= EXERCISE BRIEF =
Among the lines listed below, count those that include the string "arrow", and state only the count.

***

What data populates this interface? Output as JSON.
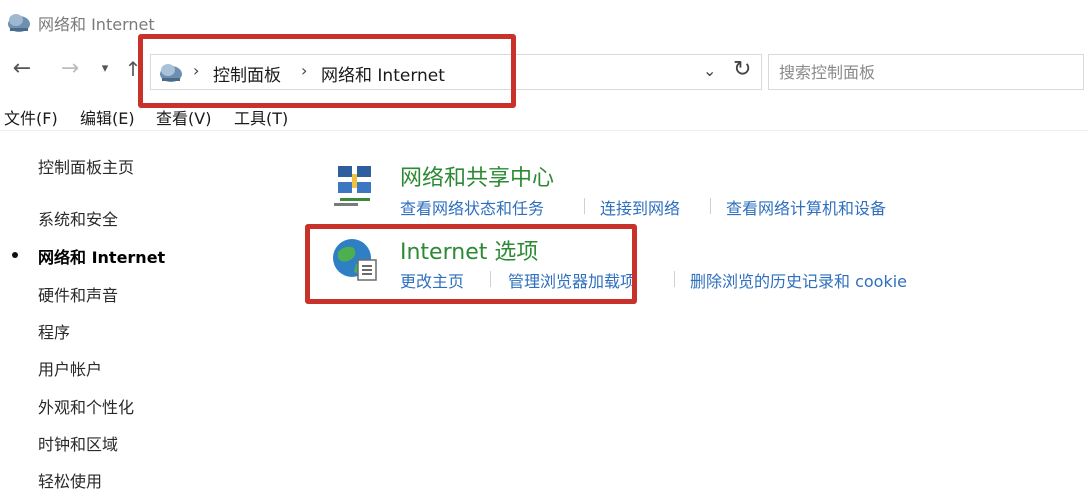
{
  "window": {
    "title": "网络和 Internet"
  },
  "nav": {
    "back_icon": "arrow-left-icon",
    "forward_icon": "arrow-right-icon",
    "history_icon": "chevron-down-icon",
    "up_icon": "arrow-up-icon"
  },
  "address": {
    "crumbs": [
      "控制面板",
      "网络和 Internet"
    ],
    "separator": "›",
    "dropdown": "⌄",
    "refresh": "↻"
  },
  "search": {
    "placeholder": "搜索控制面板"
  },
  "menu": [
    "文件(F)",
    "编辑(E)",
    "查看(V)",
    "工具(T)"
  ],
  "sidebar": {
    "home": "控制面板主页",
    "items": [
      "系统和安全",
      "网络和 Internet",
      "硬件和声音",
      "程序",
      "用户帐户",
      "外观和个性化",
      "时钟和区域",
      "轻松使用"
    ],
    "active_index": 1
  },
  "categories": [
    {
      "title": "网络和共享中心",
      "icon": "network-sharing-center-icon",
      "links": [
        "查看网络状态和任务",
        "连接到网络",
        "查看网络计算机和设备"
      ]
    },
    {
      "title": "Internet 选项",
      "icon": "internet-options-globe-icon",
      "links": [
        "更改主页",
        "管理浏览器加载项",
        "删除浏览的历史记录和 cookie"
      ]
    }
  ],
  "colors": {
    "highlight": "#c8322b",
    "category_title": "#2d8a34",
    "link": "#2e6fbf"
  }
}
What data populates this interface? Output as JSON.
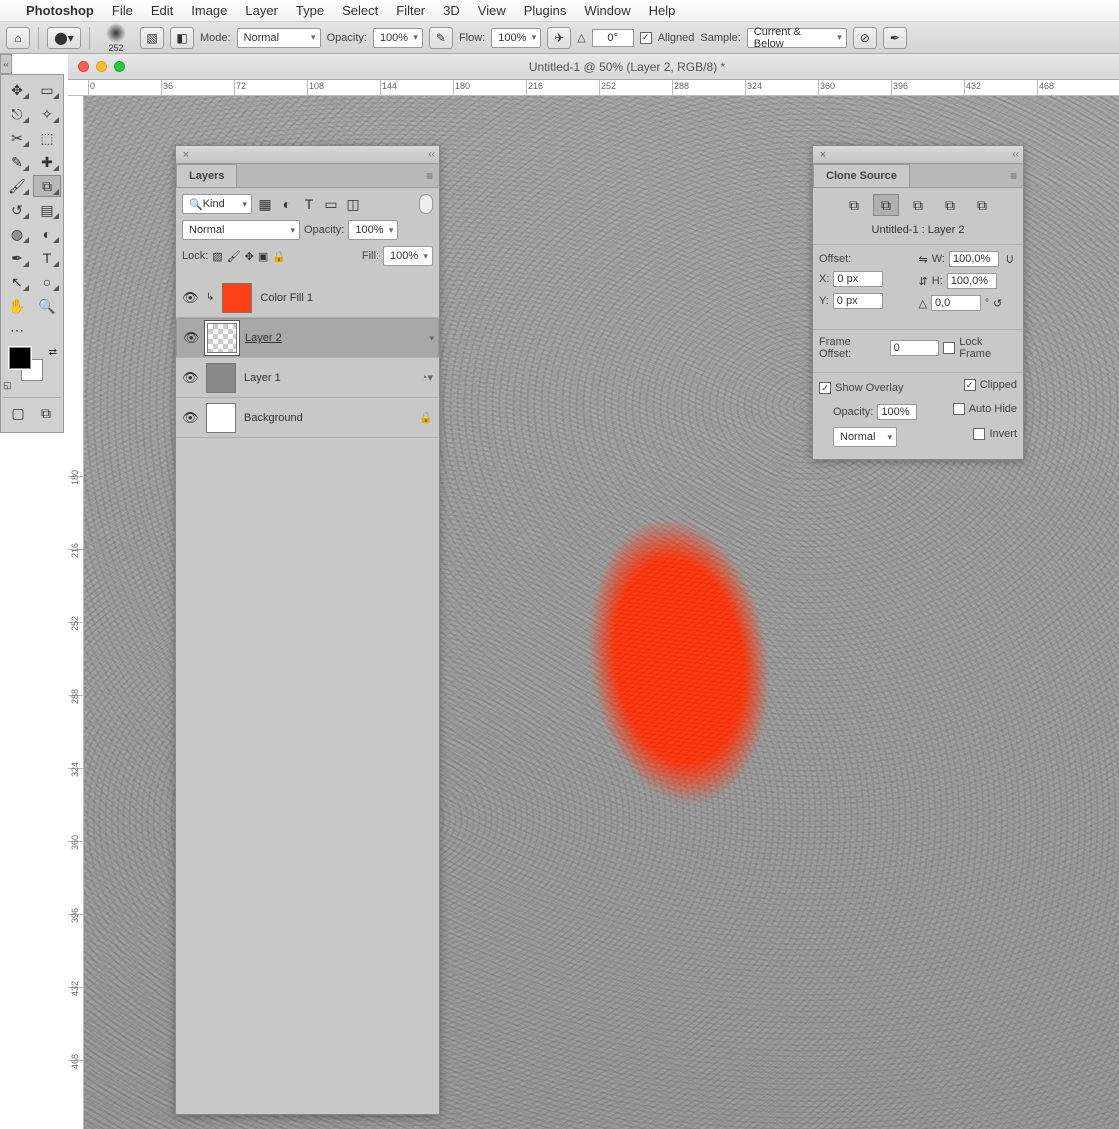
{
  "menubar": {
    "app": "Photoshop",
    "items": [
      "File",
      "Edit",
      "Image",
      "Layer",
      "Type",
      "Select",
      "Filter",
      "3D",
      "View",
      "Plugins",
      "Window",
      "Help"
    ]
  },
  "optbar": {
    "brush_size": "252",
    "mode_label": "Mode:",
    "mode_value": "Normal",
    "opacity_label": "Opacity:",
    "opacity_value": "100%",
    "flow_label": "Flow:",
    "flow_value": "100%",
    "angle_value": "0°",
    "aligned_label": "Aligned",
    "sample_label": "Sample:",
    "sample_value": "Current & Below"
  },
  "window_title": "Untitled-1 @ 50% (Layer 2, RGB/8) *",
  "ruler_h": [
    "0",
    "36",
    "72",
    "108",
    "144",
    "180",
    "216",
    "252",
    "288",
    "324",
    "360",
    "396",
    "432",
    "468"
  ],
  "ruler_v": [
    "180",
    "216",
    "252",
    "288",
    "324",
    "360",
    "396",
    "432",
    "468"
  ],
  "layers_panel": {
    "title": "Layers",
    "kind": "Kind",
    "blend": "Normal",
    "opacity_label": "Opacity:",
    "opacity_value": "100%",
    "lock_label": "Lock:",
    "fill_label": "Fill:",
    "fill_value": "100%",
    "layers": [
      {
        "name": "Color Fill 1",
        "thumb": "orange",
        "selected": false,
        "clip": true
      },
      {
        "name": "Layer 2",
        "thumb": "checker",
        "selected": true,
        "underline": true
      },
      {
        "name": "Layer 1",
        "thumb": "gray",
        "selected": false,
        "smart": true
      },
      {
        "name": "Background",
        "thumb": "white",
        "selected": false,
        "locked": true
      }
    ]
  },
  "clone_panel": {
    "title": "Clone Source",
    "source_name": "Untitled-1 : Layer 2",
    "offset_label": "Offset:",
    "x_label": "X:",
    "x_value": "0 px",
    "y_label": "Y:",
    "y_value": "0 px",
    "w_label": "W:",
    "w_value": "100,0%",
    "h_label": "H:",
    "h_value": "100,0%",
    "angle_value": "0,0",
    "frame_label": "Frame Offset:",
    "frame_value": "0",
    "lock_frame": "Lock Frame",
    "show_overlay": "Show Overlay",
    "clipped": "Clipped",
    "autohide": "Auto Hide",
    "invert": "Invert",
    "ov_opacity_label": "Opacity:",
    "ov_opacity_value": "100%",
    "ov_blend": "Normal"
  }
}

***

= ANSWER TO THIS TASK =
3